◆ Records supplied ◆
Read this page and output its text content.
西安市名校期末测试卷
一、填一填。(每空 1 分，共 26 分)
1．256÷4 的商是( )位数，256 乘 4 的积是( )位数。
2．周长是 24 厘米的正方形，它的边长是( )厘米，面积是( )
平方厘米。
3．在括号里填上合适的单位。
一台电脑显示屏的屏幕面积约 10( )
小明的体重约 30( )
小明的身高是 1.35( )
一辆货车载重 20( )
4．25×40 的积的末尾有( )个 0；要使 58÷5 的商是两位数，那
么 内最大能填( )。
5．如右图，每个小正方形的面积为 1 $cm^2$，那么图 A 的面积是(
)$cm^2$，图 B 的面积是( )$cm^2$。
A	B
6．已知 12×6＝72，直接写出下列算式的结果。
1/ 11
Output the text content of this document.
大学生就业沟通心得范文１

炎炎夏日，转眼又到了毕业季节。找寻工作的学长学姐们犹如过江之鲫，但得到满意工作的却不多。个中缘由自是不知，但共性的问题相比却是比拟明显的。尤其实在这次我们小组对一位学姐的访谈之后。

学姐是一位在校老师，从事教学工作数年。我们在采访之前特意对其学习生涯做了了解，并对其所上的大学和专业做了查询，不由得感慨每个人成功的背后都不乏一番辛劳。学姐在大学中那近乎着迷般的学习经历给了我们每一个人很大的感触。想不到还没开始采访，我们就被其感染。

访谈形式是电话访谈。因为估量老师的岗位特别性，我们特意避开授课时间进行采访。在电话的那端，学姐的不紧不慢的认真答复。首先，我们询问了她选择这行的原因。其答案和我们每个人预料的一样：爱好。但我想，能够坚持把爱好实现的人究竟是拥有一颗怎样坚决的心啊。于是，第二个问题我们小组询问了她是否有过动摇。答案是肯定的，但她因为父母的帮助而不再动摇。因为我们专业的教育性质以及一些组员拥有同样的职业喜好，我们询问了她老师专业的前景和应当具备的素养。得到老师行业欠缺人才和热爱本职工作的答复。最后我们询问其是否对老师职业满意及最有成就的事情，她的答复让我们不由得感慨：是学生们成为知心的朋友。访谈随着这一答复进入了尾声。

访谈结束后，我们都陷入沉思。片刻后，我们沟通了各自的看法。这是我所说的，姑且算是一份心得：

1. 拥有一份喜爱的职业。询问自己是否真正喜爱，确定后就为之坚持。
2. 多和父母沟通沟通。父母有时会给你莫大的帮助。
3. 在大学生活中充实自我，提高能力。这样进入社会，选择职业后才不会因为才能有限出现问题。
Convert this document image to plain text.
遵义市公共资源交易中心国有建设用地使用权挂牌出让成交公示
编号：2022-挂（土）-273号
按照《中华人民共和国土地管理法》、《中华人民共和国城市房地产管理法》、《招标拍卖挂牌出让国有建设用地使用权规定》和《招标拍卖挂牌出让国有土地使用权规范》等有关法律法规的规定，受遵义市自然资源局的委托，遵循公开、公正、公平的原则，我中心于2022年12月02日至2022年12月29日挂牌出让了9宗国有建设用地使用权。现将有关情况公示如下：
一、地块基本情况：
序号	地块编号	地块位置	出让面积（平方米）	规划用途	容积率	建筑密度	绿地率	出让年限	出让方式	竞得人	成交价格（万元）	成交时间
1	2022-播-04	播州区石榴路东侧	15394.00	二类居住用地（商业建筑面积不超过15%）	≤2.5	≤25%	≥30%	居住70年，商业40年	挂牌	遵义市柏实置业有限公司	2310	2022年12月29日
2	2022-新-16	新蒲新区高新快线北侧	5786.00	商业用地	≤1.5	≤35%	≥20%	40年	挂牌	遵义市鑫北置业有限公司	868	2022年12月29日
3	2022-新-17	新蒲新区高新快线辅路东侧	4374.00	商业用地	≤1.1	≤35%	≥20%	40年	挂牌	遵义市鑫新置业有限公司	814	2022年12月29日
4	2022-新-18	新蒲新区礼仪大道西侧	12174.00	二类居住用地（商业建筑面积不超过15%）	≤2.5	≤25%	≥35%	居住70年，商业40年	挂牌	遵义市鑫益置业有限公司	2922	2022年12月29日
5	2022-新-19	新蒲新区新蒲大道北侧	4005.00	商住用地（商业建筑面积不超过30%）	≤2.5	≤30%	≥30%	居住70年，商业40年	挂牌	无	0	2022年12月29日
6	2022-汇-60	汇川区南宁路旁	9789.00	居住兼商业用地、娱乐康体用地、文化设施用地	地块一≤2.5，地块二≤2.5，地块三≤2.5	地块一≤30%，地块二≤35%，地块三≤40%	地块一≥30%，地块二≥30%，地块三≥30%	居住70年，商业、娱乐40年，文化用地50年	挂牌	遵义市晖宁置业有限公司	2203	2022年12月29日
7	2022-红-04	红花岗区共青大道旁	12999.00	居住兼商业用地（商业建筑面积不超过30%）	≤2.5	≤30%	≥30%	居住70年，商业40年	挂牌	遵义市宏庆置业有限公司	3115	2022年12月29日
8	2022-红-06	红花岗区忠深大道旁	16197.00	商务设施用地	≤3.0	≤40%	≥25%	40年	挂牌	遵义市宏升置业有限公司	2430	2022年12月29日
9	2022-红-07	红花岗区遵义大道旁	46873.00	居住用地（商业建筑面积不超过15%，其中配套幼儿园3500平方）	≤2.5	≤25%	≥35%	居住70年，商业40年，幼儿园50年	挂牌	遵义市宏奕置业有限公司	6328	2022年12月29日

◆ Description of the task ◆
Repeat the records above exactly as they appear.

◆ Output of the task ◆
Read this page and output its text content.
西安市名校期末测试卷
一、填一填。(每空 1 分，共 26 分)
1．256÷4 的商是( )位数，256 乘 4 的积是( )位数。
2．周长是 24 厘米的正方形，它的边长是( )厘米，面积是( )
平方厘米。
3．在括号里填上合适的单位。
一台电脑显示屏的屏幕面积约 10( )
小明的体重约 30( )
小明的身高是 1.35( )
一辆货车载重 20( )
4．25×40 的积的末尾有( )个 0；要使 58÷5 的商是两位数，那
么 内最大能填( )。
5．如右图，每个小正方形的面积为 1 $cm^2$，那么图 A 的面积是(
)$cm^2$，图 B 的面积是( )$cm^2$。
A	B
6．已知 12×6＝72，直接写出下列算式的结果。
1/ 11
Output the text content of this document.
大学生就业沟通心得范文１

炎炎夏日，转眼又到了毕业季节。找寻工作的学长学姐们犹如过江之鲫，但得到满意工作的却不多。个中缘由自是不知，但共性的问题相比却是比拟明显的。尤其实在这次我们小组对一位学姐的访谈之后。

学姐是一位在校老师，从事教学工作数年。我们在采访之前特意对其学习生涯做了了解，并对其所上的大学和专业做了查询，不由得感慨每个人成功的背后都不乏一番辛劳。学姐在大学中那近乎着迷般的学习经历给了我们每一个人很大的感触。想不到还没开始采访，我们就被其感染。

访谈形式是电话访谈。因为估量老师的岗位特别性，我们特意避开授课时间进行采访。在电话的那端，学姐的不紧不慢的认真答复。首先，我们询问了她选择这行的原因。其答案和我们每个人预料的一样：爱好。但我想，能够坚持把爱好实现的人究竟是拥有一颗怎样坚决的心啊。于是，第二个问题我们小组询问了她是否有过动摇。答案是肯定的，但她因为父母的帮助而不再动摇。因为我们专业的教育性质以及一些组员拥有同样的职业喜好，我们询问了她老师专业的前景和应当具备的素养。得到老师行业欠缺人才和热爱本职工作的答复。最后我们询问其是否对老师职业满意及最有成就的事情，她的答复让我们不由得感慨：是学生们成为知心的朋友。访谈随着这一答复进入了尾声。

访谈结束后，我们都陷入沉思。片刻后，我们沟通了各自的看法。这是我所说的，姑且算是一份心得：

1. 拥有一份喜爱的职业。询问自己是否真正喜爱，确定后就为之坚持。
2. 多和父母沟通沟通。父母有时会给你莫大的帮助。
3. 在大学生活中充实自我，提高能力。这样进入社会，选择职业后才不会因为才能有限出现问题。
Convert this document image to plain text.
遵义市公共资源交易中心国有建设用地使用权挂牌出让成交公示
编号：2022-挂（土）-273号
按照《中华人民共和国土地管理法》、《中华人民共和国城市房地产管理法》、《招标拍卖挂牌出让国有建设用地使用权规定》和《招标拍卖挂牌出让国有土地使用权规范》等有关法律法规的规定，受遵义市自然资源局的委托，遵循公开、公正、公平的原则，我中心于2022年12月02日至2022年12月29日挂牌出让了9宗国有建设用地使用权。现将有关情况公示如下：
一、地块基本情况：
序号	地块编号	地块位置	出让面积（平方米）	规划用途	容积率	建筑密度	绿地率	出让年限	出让方式	竞得人	成交价格（万元）	成交时间
1	2022-播-04	播州区石榴路东侧	15394.00	二类居住用地（商业建筑面积不超过15%）	≤2.5	≤25%	≥30%	居住70年，商业40年	挂牌	遵义市柏实置业有限公司	2310	2022年12月29日
2	2022-新-16	新蒲新区高新快线北侧	5786.00	商业用地	≤1.5	≤35%	≥20%	40年	挂牌	遵义市鑫北置业有限公司	868	2022年12月29日
3	2022-新-17	新蒲新区高新快线辅路东侧	4374.00	商业用地	≤1.1	≤35%	≥20%	40年	挂牌	遵义市鑫新置业有限公司	814	2022年12月29日
4	2022-新-18	新蒲新区礼仪大道西侧	12174.00	二类居住用地（商业建筑面积不超过15%）	≤2.5	≤25%	≥35%	居住70年，商业40年	挂牌	遵义市鑫益置业有限公司	2922	2022年12月29日
5	2022-新-19	新蒲新区新蒲大道北侧	4005.00	商住用地（商业建筑面积不超过30%）	≤2.5	≤30%	≥30%	居住70年，商业40年	挂牌	无	0	2022年12月29日
6	2022-汇-60	汇川区南宁路旁	9789.00	居住兼商业用地、娱乐康体用地、文化设施用地	地块一≤2.5，地块二≤2.5，地块三≤2.5	地块一≤30%，地块二≤35%，地块三≤40%	地块一≥30%，地块二≥30%，地块三≥30%	居住70年，商业、娱乐40年，文化用地50年	挂牌	遵义市晖宁置业有限公司	2203	2022年12月29日
7	2022-红-04	红花岗区共青大道旁	12999.00	居住兼商业用地（商业建筑面积不超过30%）	≤2.5	≤30%	≥30%	居住70年，商业40年	挂牌	遵义市宏庆置业有限公司	3115	2022年12月29日
8	2022-红-06	红花岗区忠深大道旁	16197.00	商务设施用地	≤3.0	≤40%	≥25%	40年	挂牌	遵义市宏升置业有限公司	2430	2022年12月29日
9	2022-红-07	红花岗区遵义大道旁	46873.00	居住用地（商业建筑面积不超过15%，其中配套幼儿园3500平方）	≤2.5	≤25%	≥35%	居住70年，商业40年，幼儿园50年	挂牌	遵义市宏奕置业有限公司	6328	2022年12月29日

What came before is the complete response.